# START OF Source document
Request guidance in optimising the performance of my implementation (running time and allocation)

question

#1

I suspect that it is possible for further improve upon my implementation of a particular cost function, but I’m not sure how to proceed further. The cost function involves summing the result of a series of matrix and vector multiplications. I’m hoping someone with more experience could suggest ways to speed up the evaluation of the cost function. My current implementation allocates a lot of memory and I suspect that this could somehow be reduced.

Many thanks for any advice.

The Implementation

using StaticArrays
using BenchmarkTools

const  ⊗ = kron

mutable struct Point2DH <: FieldVector{3,Float64}
    x::Float64
    y::Float64
    h::Float64
end

function cost(𝛉::AbstractArray, 𝒞::Tuple{AbstractArray, Vararg{AbstractArray}}, 𝒟::Tuple{AbstractArray, Vararg{AbstractArray}})
    ℳ, ℳʹ = collect(𝒟)
    Λ₁, Λ₂ = collect(𝒞)
# END OF Source document
- **Exercise task A**
Write out the forum thread again between "Request guidance in" and "somehow be reduced.", inclusive, swapping "cost function" for "objective function" wherever it occurs.
The forum thread about Julia performance has nothing to do with the listing that comes next.
# START OF Data to use
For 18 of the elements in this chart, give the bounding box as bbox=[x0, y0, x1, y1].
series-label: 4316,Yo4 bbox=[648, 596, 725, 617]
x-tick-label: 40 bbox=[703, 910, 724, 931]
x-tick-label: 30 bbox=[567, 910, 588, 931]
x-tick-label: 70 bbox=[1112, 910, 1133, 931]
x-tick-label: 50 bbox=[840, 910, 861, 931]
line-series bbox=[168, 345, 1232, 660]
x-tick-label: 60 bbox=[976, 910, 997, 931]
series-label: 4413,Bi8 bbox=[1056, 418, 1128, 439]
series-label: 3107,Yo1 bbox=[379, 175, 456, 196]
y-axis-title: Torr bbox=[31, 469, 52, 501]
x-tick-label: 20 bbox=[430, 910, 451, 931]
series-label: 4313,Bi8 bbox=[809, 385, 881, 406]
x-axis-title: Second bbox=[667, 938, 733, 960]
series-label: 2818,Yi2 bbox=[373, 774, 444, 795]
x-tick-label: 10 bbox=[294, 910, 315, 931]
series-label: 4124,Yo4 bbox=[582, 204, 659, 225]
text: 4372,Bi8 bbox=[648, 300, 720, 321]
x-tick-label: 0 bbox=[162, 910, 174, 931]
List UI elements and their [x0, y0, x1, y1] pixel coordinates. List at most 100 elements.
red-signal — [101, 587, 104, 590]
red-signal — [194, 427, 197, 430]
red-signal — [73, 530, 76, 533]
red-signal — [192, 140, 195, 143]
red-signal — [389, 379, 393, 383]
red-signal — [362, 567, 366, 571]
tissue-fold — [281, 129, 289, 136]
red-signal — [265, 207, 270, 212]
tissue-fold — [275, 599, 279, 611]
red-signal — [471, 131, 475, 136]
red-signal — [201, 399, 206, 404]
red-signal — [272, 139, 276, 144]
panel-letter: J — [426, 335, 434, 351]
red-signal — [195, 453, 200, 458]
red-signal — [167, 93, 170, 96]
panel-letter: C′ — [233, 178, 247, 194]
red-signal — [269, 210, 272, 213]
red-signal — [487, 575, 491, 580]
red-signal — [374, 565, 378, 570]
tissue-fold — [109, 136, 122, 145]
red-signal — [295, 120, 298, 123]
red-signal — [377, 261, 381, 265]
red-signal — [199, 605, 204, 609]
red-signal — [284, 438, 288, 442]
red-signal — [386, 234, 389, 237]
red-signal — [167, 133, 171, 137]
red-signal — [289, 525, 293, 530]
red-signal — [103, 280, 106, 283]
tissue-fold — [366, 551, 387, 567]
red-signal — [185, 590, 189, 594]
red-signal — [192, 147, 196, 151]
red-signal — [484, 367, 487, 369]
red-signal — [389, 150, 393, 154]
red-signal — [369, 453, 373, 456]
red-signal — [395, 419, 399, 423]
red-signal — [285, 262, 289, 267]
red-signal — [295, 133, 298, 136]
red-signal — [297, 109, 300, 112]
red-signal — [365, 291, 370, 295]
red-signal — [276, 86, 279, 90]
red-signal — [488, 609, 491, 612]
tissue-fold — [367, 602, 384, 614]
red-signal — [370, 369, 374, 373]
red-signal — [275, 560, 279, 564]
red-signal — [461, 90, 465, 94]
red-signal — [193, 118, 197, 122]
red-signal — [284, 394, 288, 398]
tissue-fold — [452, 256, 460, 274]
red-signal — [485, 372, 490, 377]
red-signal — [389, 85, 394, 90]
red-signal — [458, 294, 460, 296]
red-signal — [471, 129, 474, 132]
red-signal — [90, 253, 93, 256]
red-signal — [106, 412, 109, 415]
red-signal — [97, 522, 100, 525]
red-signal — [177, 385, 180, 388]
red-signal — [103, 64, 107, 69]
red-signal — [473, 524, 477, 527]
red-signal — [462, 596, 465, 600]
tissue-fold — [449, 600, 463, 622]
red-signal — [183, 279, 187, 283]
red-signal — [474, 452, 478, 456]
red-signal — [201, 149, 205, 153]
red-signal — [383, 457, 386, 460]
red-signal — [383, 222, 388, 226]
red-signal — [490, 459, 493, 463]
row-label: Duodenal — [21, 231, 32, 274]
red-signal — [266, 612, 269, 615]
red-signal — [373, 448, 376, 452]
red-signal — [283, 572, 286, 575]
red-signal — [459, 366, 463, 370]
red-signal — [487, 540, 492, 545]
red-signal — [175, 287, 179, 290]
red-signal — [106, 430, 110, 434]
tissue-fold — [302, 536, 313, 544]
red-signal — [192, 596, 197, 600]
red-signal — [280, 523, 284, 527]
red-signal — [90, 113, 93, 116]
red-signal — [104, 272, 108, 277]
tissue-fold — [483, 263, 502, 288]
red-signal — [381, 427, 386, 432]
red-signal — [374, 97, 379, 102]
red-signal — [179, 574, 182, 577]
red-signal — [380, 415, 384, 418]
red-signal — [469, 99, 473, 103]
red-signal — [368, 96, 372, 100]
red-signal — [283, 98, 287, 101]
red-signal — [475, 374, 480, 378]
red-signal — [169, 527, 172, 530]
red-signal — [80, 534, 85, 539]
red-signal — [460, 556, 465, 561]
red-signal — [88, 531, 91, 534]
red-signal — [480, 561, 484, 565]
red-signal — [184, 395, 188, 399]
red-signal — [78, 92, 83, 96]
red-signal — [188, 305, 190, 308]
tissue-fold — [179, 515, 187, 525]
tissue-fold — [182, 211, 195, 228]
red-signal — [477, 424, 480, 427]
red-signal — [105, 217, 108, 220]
# END OF Data to use
- **Exercise task B**
Return the listing from its first line through the line containing "red-signal — [284, 438, 288, 442]", inclusive, as a JSON array of strings with one string per line and no blank lines.

- **Final result A**
Request guidance in optimising the performance of my implementation (running time and allocation)

question

#1

I suspect that it is possible for further improve upon my implementation of a particular objective function, but I’m not sure how to proceed further. The objective function involves summing the result of a series of matrix and vector multiplications. I’m hoping someone with more experience could suggest ways to speed up the evaluation of the objective function. My current implementation allocates a lot of memory and I suspect that this could somehow be reduced.

- **Final result B**
[
  "For 18 of the elements in this chart, give the bounding box as bbox=[x0, y0, x1, y1].",
  "series-label: 4316,Yo4 bbox=[648, 596, 725, 617]",
  "x-tick-label: 40 bbox=[703, 910, 724, 931]",
  "x-tick-label: 30 bbox=[567, 910, 588, 931]",
  "x-tick-label: 70 bbox=[1112, 910, 1133, 931]",
  "x-tick-label: 50 bbox=[840, 910, 861, 931]",
  "line-series bbox=[168, 345, 1232, 660]",
  "x-tick-label: 60 bbox=[976, 910, 997, 931]",
  "series-label: 4413,Bi8 bbox=[1056, 418, 1128, 439]",
  "series-label: 3107,Yo1 bbox=[379, 175, 456, 196]",
  "y-axis-title: Torr bbox=[31, 469, 52, 501]",
  "x-tick-label: 20 bbox=[430, 910, 451, 931]",
  "series-label: 4313,Bi8 bbox=[809, 385, 881, 406]",
  "x-axis-title: Second bbox=[667, 938, 733, 960]",
  "series-label: 2818,Yi2 bbox=[373, 774, 444, 795]",
  "x-tick-label: 10 bbox=[294, 910, 315, 931]",
  "series-label: 4124,Yo4 bbox=[582, 204, 659, 225]",
  "text: 4372,Bi8 bbox=[648, 300, 720, 321]",
  "x-tick-label: 0 bbox=[162, 910, 174, 931]",
  "List UI elements and their [x0, y0, x1, y1] pixel coordinates. List at most 100 elements.",
  "red-signal — [101, 587, 104, 590]",
  "red-signal — [194, 427, 197, 430]",
  "red-signal — [73, 530, 76, 533]",
  "red-signal — [192, 140, 195, 143]",
  "red-signal — [389, 379, 393, 383]",
  "red-signal — [362, 567, 366, 571]",
  "tissue-fold — [281, 129, 289, 136]",
  "red-signal — [265, 207, 270, 212]",
  "tissue-fold — [275, 599, 279, 611]",
  "red-signal — [471, 131, 475, 136]",
  "red-signal — [201, 399, 206, 404]",
  "red-signal — [272, 139, 276, 144]",
  "panel-letter: J — [426, 335, 434, 351]",
  "red-signal — [195, 453, 200, 458]",
  "red-signal — [167, 93, 170, 96]",
  "panel-letter: C′ — [233, 178, 247, 194]",
  "red-signal — [269, 210, 272, 213]",
  "red-signal — [487, 575, 491, 580]",
  "red-signal — [374, 565, 378, 570]",
  "tissue-fold — [109, 136, 122, 145]",
  "red-signal — [295, 120, 298, 123]",
  "red-signal — [377, 261, 381, 265]",
  "red-signal — [199, 605, 204, 609]",
  "red-signal — [284, 438, 288, 442]"
]